GIVEN INFORMATION —

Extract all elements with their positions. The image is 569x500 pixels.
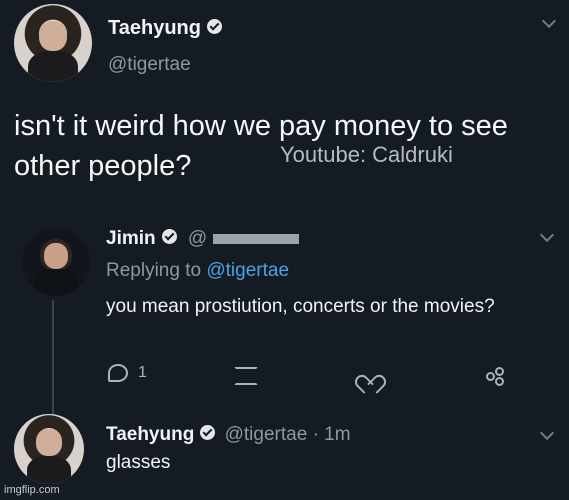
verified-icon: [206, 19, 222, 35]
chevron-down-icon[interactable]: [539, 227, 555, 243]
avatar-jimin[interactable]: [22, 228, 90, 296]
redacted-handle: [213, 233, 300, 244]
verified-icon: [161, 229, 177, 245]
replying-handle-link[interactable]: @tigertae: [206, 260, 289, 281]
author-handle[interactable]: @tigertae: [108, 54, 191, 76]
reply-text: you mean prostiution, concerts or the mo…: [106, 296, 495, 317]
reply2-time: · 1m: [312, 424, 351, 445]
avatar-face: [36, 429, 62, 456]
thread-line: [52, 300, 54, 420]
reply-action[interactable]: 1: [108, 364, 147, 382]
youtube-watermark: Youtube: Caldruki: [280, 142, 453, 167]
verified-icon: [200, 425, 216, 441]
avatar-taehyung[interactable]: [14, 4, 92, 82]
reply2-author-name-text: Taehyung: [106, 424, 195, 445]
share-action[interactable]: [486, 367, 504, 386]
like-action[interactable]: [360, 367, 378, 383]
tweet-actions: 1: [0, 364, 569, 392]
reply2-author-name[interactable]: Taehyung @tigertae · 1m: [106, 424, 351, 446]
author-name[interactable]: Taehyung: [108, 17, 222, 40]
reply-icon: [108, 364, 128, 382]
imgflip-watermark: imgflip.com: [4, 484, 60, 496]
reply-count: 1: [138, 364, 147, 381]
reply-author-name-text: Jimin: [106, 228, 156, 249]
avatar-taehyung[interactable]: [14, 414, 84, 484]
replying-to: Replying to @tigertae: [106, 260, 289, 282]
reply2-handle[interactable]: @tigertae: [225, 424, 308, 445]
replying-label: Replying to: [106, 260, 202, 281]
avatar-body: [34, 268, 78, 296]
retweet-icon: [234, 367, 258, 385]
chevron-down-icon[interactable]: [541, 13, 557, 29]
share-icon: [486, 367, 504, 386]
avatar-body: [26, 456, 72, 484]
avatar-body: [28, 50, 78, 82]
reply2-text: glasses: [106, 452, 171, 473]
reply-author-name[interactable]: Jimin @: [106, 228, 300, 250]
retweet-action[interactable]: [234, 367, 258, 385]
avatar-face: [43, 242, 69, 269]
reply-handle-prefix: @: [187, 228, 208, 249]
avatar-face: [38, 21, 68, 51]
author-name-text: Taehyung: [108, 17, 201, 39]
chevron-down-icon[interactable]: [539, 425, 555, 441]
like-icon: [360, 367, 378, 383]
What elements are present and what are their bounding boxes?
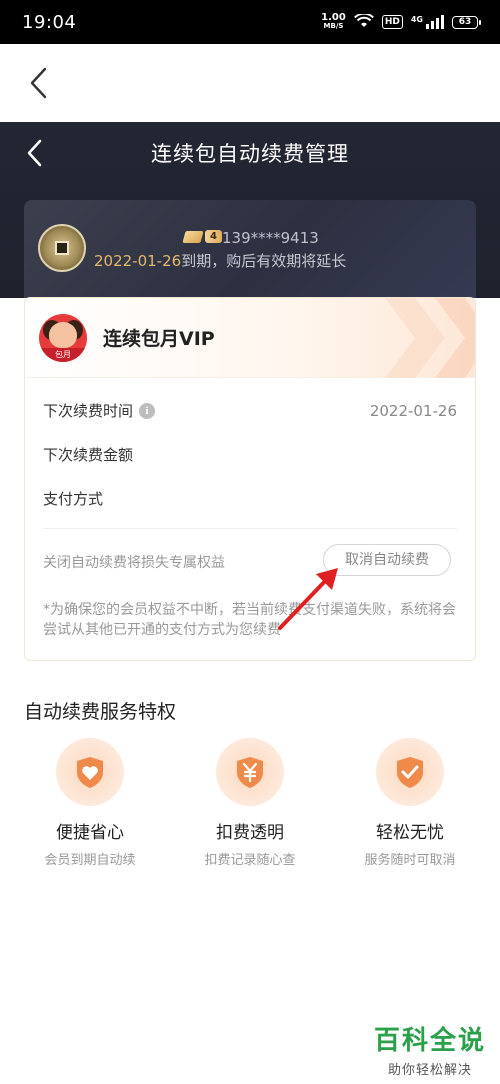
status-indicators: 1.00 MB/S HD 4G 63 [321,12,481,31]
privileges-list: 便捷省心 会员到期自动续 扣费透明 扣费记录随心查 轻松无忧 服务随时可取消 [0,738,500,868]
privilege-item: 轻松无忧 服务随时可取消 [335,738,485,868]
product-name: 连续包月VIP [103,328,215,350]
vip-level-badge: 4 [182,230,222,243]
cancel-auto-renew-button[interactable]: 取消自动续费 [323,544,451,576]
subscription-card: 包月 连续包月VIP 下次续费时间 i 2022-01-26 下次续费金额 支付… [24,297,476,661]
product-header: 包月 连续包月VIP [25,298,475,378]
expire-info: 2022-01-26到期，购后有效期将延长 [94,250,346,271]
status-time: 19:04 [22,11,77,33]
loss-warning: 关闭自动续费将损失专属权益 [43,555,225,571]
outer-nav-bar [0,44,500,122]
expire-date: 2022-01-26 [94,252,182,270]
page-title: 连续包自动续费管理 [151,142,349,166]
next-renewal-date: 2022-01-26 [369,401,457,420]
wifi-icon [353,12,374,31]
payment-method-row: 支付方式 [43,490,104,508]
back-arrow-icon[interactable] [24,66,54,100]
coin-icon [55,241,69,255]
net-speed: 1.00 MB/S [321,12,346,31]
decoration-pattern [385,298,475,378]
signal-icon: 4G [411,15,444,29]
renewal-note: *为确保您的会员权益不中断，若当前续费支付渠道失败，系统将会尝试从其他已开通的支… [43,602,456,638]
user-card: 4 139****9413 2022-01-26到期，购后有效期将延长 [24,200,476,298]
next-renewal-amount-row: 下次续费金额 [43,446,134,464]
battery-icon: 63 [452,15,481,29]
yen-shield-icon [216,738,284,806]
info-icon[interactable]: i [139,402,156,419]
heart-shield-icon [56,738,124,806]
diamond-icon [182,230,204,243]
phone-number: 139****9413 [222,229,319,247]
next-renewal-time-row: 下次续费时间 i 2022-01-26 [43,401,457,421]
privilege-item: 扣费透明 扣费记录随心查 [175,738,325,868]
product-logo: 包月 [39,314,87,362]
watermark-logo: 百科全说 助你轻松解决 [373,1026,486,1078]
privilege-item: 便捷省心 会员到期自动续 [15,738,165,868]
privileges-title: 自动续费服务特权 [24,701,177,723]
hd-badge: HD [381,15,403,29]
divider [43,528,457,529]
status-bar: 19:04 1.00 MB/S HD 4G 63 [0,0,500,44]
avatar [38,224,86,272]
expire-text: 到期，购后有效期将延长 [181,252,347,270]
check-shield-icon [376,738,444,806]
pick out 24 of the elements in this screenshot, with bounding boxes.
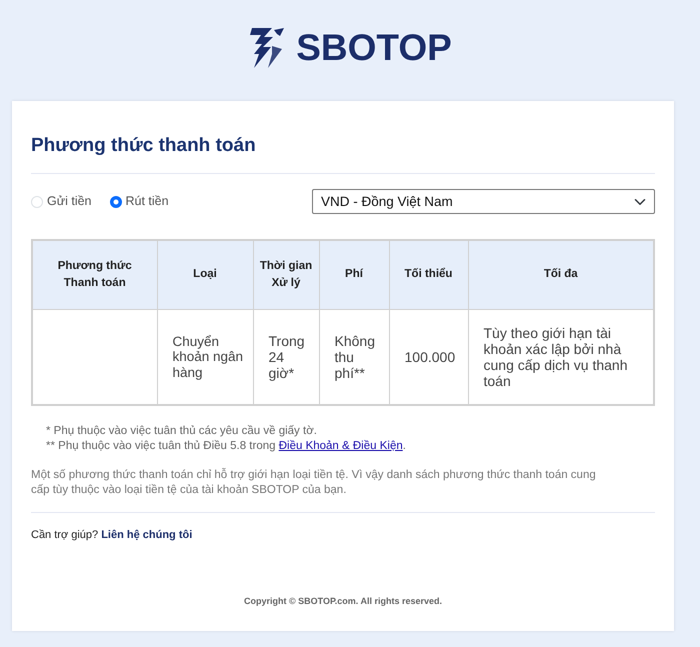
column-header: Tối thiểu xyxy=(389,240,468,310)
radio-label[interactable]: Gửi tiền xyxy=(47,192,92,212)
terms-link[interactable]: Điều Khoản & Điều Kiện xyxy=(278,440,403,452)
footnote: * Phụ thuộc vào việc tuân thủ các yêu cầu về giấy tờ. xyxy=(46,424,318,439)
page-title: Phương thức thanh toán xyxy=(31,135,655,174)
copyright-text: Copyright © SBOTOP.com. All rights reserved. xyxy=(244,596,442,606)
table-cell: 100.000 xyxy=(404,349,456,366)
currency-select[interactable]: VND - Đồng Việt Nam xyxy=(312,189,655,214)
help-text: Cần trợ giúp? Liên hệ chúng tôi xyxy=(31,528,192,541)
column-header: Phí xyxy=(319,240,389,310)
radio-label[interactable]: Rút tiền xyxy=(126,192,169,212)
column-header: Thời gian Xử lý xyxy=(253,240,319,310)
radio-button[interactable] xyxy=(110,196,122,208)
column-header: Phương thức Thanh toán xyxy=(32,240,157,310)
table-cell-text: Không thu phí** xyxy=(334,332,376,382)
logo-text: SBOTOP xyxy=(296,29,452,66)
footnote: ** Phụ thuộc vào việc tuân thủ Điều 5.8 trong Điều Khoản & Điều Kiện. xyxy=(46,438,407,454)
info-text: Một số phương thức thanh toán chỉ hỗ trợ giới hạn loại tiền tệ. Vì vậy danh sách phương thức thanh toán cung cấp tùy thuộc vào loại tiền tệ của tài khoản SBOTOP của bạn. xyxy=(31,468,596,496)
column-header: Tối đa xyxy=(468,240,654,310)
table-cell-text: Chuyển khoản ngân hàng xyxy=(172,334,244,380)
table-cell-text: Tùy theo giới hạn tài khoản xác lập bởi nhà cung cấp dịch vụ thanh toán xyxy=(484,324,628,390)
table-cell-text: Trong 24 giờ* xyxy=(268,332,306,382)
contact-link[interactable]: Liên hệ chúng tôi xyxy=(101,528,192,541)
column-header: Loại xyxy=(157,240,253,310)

YOUR GOAL — Print every line of the records above, word for word, leaving out the pictures.

EXERCISE ANSWER —
Extract all elements with their positions. The image is 569x500 pixels.
verified-icon: [206, 19, 222, 35]
chevron-down-icon[interactable]: [539, 227, 555, 243]
avatar-jimin[interactable]: [22, 228, 90, 296]
redacted-handle: [213, 233, 300, 244]
verified-icon: [161, 229, 177, 245]
replying-handle-link[interactable]: @tigertae: [206, 260, 289, 281]
author-handle[interactable]: @tigertae: [108, 54, 191, 76]
reply-text: you mean prostiution, concerts or the mo…: [106, 296, 495, 317]
reply2-time: · 1m: [312, 424, 351, 445]
avatar-face: [36, 429, 62, 456]
thread-line: [52, 300, 54, 420]
reply-action[interactable]: 1: [108, 364, 147, 382]
youtube-watermark: Youtube: Caldruki: [280, 142, 453, 167]
verified-icon: [200, 425, 216, 441]
avatar-taehyung[interactable]: [14, 4, 92, 82]
reply2-author-name-text: Taehyung: [106, 424, 195, 445]
share-action[interactable]: [486, 367, 504, 386]
like-action[interactable]: [360, 367, 378, 383]
tweet-actions: 1: [0, 364, 569, 392]
reply2-author-name[interactable]: Taehyung @tigertae · 1m: [106, 424, 351, 446]
author-name[interactable]: Taehyung: [108, 17, 222, 40]
reply-icon: [108, 364, 128, 382]
imgflip-watermark: imgflip.com: [4, 484, 60, 496]
reply-count: 1: [138, 364, 147, 381]
reply-author-name-text: Jimin: [106, 228, 156, 249]
avatar-taehyung[interactable]: [14, 414, 84, 484]
replying-to: Replying to @tigertae: [106, 260, 289, 282]
reply2-handle[interactable]: @tigertae: [225, 424, 308, 445]
replying-label: Replying to: [106, 260, 202, 281]
avatar-body: [34, 268, 78, 296]
retweet-icon: [234, 367, 258, 385]
chevron-down-icon[interactable]: [541, 13, 557, 29]
share-icon: [486, 367, 504, 386]
avatar-body: [26, 456, 72, 484]
avatar-body: [28, 50, 78, 82]
reply2-text: glasses: [106, 452, 171, 473]
reply-author-name[interactable]: Jimin @: [106, 228, 300, 250]
retweet-action[interactable]: [234, 367, 258, 385]
avatar-face: [43, 242, 69, 269]
reply-handle-prefix: @: [187, 228, 208, 249]
avatar-face: [38, 21, 68, 51]
author-name-text: Taehyung: [108, 17, 201, 39]
chevron-down-icon[interactable]: [539, 425, 555, 441]
like-icon: [360, 367, 378, 383]
What elements are present and what are their bounding boxes?
status-indicators: 1.00 MB/S HD 4G 63 [321,12,481,31]
privileges-list: 便捷省心 会员到期自动续 扣费透明 扣费记录随心查 轻松无忧 服务随时可取消 [0,738,500,868]
privilege-item: 轻松无忧 服务随时可取消 [335,738,485,868]
product-name: 连续包月VIP [103,328,215,350]
vip-level-badge: 4 [182,230,222,243]
cancel-auto-renew-button[interactable]: 取消自动续费 [323,544,451,576]
subscription-card: 包月 连续包月VIP 下次续费时间 i 2022-01-26 下次续费金额 支付… [24,297,476,661]
product-header: 包月 连续包月VIP [25,298,475,378]
expire-info: 2022-01-26到期，购后有效期将延长 [94,250,346,271]
status-time: 19:04 [22,11,77,33]
loss-warning: 关闭自动续费将损失专属权益 [43,555,225,571]
outer-nav-bar [0,44,500,122]
expire-date: 2022-01-26 [94,252,182,270]
page-title: 连续包自动续费管理 [151,142,349,166]
next-renewal-date: 2022-01-26 [369,401,457,420]
wifi-icon [353,12,374,31]
payment-method-row: 支付方式 [43,490,104,508]
back-arrow-icon[interactable] [24,66,54,100]
coin-icon [55,241,69,255]
net-speed: 1.00 MB/S [321,12,346,31]
decoration-pattern [385,298,475,378]
signal-icon: 4G [411,15,444,29]
renewal-note: *为确保您的会员权益不中断，若当前续费支付渠道失败，系统将会尝试从其他已开通的支… [43,602,456,638]
user-card: 4 139****9413 2022-01-26到期，购后有效期将延长 [24,200,476,298]
next-renewal-amount-row: 下次续费金额 [43,446,134,464]
battery-icon: 63 [452,15,481,29]
yen-shield-icon [216,738,284,806]
info-icon[interactable]: i [139,402,156,419]
heart-shield-icon [56,738,124,806]
diamond-icon [182,230,204,243]
phone-number: 139****9413 [222,229,319,247]
next-renewal-time-row: 下次续费时间 i 2022-01-26 [43,401,457,421]
privilege-item: 扣费透明 扣费记录随心查 [175,738,325,868]
product-logo: 包月 [39,314,87,362]
watermark-logo: 百科全说 助你轻松解决 [373,1026,486,1078]
privilege-item: 便捷省心 会员到期自动续 [15,738,165,868]
privileges-title: 自动续费服务特权 [24,701,177,723]
hd-badge: HD [381,15,403,29]
divider [43,528,457,529]
status-bar: 19:04 1.00 MB/S HD 4G 63 [0,0,500,44]
avatar [38,224,86,272]
expire-text: 到期，购后有效期将延长 [181,252,347,270]
check-shield-icon [376,738,444,806]
pick out 24 of the elements in this screenshot, with bounding boxes.
column-header: Tối thiểu xyxy=(389,240,468,310)
radio-label[interactable]: Gửi tiền xyxy=(47,192,92,212)
terms-link[interactable]: Điều Khoản & Điều Kiện xyxy=(278,440,403,452)
footnote: * Phụ thuộc vào việc tuân thủ các yêu cầu về giấy tờ. xyxy=(46,424,318,439)
page-title: Phương thức thanh toán xyxy=(31,135,655,174)
copyright-text: Copyright © SBOTOP.com. All rights reserved. xyxy=(244,596,442,606)
table-cell: 100.000 xyxy=(404,349,456,366)
currency-select[interactable]: VND - Đồng Việt Nam xyxy=(312,189,655,214)
help-text: Cần trợ giúp? Liên hệ chúng tôi xyxy=(31,528,192,541)
column-header: Phí xyxy=(319,240,389,310)
radio-label[interactable]: Rút tiền xyxy=(126,192,169,212)
column-header: Thời gian Xử lý xyxy=(253,240,319,310)
radio-button[interactable] xyxy=(110,196,122,208)
column-header: Phương thức Thanh toán xyxy=(32,240,157,310)
table-cell-text: Không thu phí** xyxy=(334,332,376,382)
logo-text: SBOTOP xyxy=(296,29,452,66)
footnote: ** Phụ thuộc vào việc tuân thủ Điều 5.8 trong Điều Khoản & Điều Kiện. xyxy=(46,438,407,454)
info-text: Một số phương thức thanh toán chỉ hỗ trợ giới hạn loại tiền tệ. Vì vậy danh sách phương thức thanh toán cung cấp tùy thuộc vào loại tiền tệ của tài khoản SBOTOP của bạn. xyxy=(31,468,596,496)
column-header: Tối đa xyxy=(468,240,654,310)
table-cell-text: Chuyển khoản ngân hàng xyxy=(172,334,244,380)
table-cell-text: Tùy theo giới hạn tài khoản xác lập bởi nhà cung cấp dịch vụ thanh toán xyxy=(484,324,628,390)
table-cell-text: Trong 24 giờ* xyxy=(268,332,306,382)
contact-link[interactable]: Liên hệ chúng tôi xyxy=(101,528,192,541)
column-header: Loại xyxy=(157,240,253,310)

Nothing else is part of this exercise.